(Part of a data file)

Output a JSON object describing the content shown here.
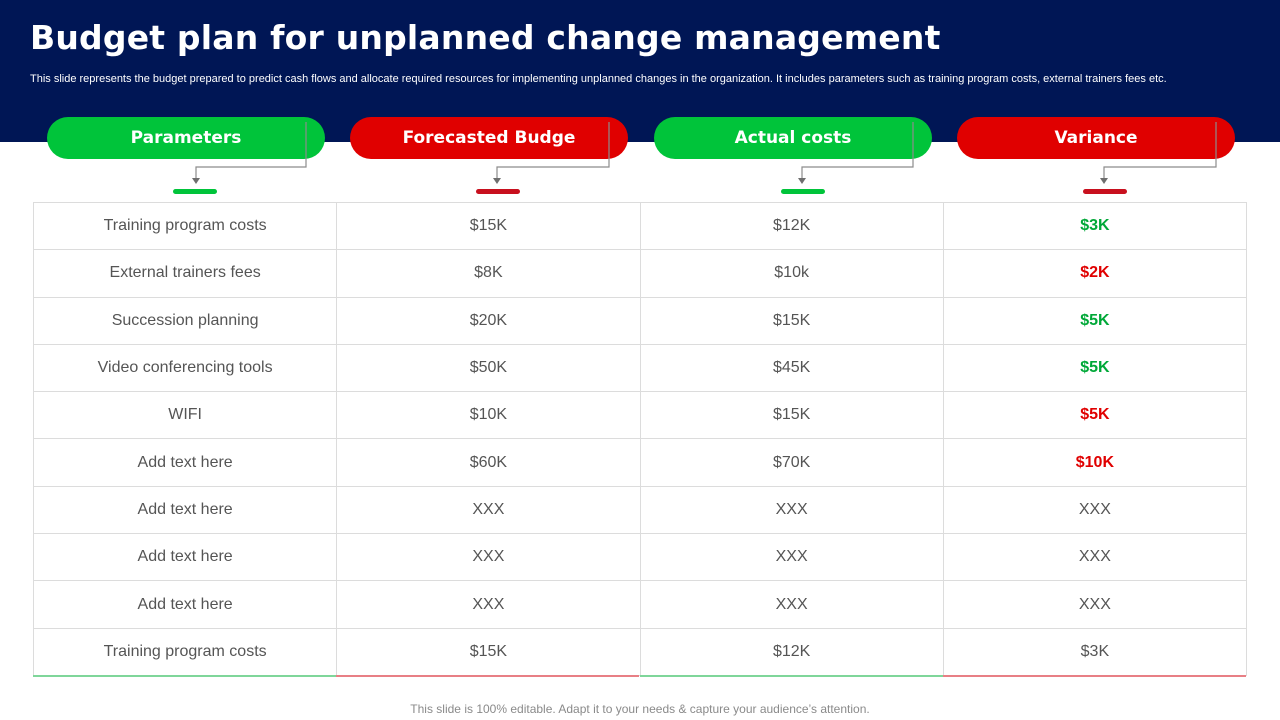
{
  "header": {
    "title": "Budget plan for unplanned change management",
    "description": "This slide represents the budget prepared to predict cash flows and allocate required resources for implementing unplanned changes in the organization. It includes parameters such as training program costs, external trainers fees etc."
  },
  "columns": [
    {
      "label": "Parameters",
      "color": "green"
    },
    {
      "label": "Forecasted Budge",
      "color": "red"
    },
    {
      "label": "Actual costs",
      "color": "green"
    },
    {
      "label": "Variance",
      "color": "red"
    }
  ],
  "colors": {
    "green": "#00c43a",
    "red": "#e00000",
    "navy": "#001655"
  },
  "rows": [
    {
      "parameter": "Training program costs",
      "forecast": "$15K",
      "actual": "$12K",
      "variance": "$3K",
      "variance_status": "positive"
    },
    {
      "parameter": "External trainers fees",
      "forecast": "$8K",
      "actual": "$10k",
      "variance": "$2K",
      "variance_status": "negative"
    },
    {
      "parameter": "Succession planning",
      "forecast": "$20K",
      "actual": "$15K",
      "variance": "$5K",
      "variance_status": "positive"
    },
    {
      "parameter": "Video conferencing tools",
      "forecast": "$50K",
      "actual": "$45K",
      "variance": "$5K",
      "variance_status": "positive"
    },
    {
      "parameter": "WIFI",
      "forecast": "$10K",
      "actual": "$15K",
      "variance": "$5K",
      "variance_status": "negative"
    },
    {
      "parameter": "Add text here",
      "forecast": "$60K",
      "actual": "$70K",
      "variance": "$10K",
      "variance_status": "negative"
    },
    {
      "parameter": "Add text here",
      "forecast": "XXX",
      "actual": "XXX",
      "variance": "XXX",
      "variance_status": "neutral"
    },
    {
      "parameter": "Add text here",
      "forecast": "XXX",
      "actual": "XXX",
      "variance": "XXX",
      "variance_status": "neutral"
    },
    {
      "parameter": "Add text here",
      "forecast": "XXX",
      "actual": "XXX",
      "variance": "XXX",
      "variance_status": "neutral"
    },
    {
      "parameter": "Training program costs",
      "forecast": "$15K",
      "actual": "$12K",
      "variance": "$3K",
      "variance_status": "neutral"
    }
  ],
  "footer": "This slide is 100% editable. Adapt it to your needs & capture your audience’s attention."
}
...
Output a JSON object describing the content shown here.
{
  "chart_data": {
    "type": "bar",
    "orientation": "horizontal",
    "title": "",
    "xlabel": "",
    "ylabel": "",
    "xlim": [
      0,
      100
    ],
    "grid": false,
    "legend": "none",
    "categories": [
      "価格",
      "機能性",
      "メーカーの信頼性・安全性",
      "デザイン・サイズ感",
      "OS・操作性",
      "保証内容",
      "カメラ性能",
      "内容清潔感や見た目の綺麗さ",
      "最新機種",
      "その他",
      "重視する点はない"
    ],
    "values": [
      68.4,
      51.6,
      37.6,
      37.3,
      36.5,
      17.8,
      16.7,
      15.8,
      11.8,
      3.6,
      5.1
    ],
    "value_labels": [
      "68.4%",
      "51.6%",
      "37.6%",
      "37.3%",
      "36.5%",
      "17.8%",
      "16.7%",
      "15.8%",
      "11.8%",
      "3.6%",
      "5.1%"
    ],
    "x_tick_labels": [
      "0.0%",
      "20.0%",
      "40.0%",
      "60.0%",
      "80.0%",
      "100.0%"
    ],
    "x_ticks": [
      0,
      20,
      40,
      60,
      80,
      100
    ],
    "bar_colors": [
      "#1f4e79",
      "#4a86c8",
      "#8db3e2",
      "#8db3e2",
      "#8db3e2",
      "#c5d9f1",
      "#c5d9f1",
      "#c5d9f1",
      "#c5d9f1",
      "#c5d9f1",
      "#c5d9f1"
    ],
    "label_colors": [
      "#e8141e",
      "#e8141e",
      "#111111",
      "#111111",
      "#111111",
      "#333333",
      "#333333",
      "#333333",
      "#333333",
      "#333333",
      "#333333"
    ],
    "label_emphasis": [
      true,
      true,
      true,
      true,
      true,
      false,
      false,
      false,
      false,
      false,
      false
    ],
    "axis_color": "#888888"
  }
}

* **EXERCISE REQUIREMENTS**
List every line in the records above that contains the word "fees".

* **WORKED ANSWER**
    "description": "This slide represents the budget prepared to predict cash flows and allocate required resources for implementing unplanned changes in the organization. It includes parameters such as training program costs, external trainers fees etc."
      "parameter": "External trainers fees",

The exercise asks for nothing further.